* [TASK GOAL]:
Look through the material below. Copy every line with the string "Avenir" in it.

Dataset items:
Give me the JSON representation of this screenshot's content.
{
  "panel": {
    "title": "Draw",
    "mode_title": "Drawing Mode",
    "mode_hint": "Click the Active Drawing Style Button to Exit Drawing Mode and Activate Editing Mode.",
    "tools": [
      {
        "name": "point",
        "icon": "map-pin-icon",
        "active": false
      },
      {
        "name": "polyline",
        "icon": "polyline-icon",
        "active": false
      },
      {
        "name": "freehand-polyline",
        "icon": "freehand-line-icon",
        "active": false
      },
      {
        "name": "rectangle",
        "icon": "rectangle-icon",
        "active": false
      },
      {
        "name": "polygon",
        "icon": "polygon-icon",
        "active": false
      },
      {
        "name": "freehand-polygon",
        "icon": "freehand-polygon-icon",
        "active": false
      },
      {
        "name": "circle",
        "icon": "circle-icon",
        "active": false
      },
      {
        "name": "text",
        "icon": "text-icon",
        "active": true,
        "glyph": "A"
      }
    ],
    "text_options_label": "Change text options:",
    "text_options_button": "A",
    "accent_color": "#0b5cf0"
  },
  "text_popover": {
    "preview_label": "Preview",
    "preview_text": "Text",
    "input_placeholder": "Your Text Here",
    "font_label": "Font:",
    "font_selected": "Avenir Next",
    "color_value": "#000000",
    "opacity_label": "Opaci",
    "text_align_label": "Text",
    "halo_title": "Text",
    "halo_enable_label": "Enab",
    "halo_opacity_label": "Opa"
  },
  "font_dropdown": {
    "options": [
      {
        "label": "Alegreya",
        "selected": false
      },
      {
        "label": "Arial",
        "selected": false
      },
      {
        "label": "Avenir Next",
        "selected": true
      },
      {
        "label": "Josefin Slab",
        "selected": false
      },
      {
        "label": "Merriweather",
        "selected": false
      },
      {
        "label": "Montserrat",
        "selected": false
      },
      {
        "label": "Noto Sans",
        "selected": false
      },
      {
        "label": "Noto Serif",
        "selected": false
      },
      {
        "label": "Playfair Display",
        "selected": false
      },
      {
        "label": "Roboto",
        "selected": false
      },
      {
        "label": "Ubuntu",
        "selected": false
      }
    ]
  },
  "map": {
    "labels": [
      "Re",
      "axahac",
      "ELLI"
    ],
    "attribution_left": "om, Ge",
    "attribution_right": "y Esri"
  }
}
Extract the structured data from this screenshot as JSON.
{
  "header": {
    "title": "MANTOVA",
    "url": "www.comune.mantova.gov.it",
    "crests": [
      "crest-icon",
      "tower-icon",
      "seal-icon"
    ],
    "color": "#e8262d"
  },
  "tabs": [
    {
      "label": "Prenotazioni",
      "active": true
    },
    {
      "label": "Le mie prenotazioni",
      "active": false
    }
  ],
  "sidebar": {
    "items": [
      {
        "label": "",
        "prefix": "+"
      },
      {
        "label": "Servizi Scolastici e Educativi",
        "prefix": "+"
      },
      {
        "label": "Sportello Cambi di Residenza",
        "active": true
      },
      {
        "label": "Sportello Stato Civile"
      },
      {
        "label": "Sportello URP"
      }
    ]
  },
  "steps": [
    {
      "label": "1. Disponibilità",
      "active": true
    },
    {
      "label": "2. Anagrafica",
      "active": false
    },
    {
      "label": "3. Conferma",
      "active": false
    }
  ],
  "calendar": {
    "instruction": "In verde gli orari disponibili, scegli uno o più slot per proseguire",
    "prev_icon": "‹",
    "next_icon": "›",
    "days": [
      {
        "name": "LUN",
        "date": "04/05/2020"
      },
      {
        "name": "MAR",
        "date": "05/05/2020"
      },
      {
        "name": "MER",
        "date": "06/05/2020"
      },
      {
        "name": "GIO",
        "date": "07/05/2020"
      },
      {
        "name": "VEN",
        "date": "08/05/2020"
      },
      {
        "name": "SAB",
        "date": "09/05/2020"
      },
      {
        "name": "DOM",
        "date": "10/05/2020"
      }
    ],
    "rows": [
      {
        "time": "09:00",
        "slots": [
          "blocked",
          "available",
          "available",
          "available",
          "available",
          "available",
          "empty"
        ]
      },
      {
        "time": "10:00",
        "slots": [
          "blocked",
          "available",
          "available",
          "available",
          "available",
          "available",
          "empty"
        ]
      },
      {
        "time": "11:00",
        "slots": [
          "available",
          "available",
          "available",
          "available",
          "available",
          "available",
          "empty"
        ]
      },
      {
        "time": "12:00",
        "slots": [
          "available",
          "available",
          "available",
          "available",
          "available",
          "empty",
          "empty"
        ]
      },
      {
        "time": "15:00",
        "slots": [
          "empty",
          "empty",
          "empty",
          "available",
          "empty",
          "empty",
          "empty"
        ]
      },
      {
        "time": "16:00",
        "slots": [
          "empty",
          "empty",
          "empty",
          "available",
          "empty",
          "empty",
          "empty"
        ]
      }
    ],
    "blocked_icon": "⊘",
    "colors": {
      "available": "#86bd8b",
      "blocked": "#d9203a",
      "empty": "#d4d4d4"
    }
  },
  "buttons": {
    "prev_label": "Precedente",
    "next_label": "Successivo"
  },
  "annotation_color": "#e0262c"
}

* [FINAL RESULT]:
    "font_selected": "Avenir Next",
        "label": "Avenir Next",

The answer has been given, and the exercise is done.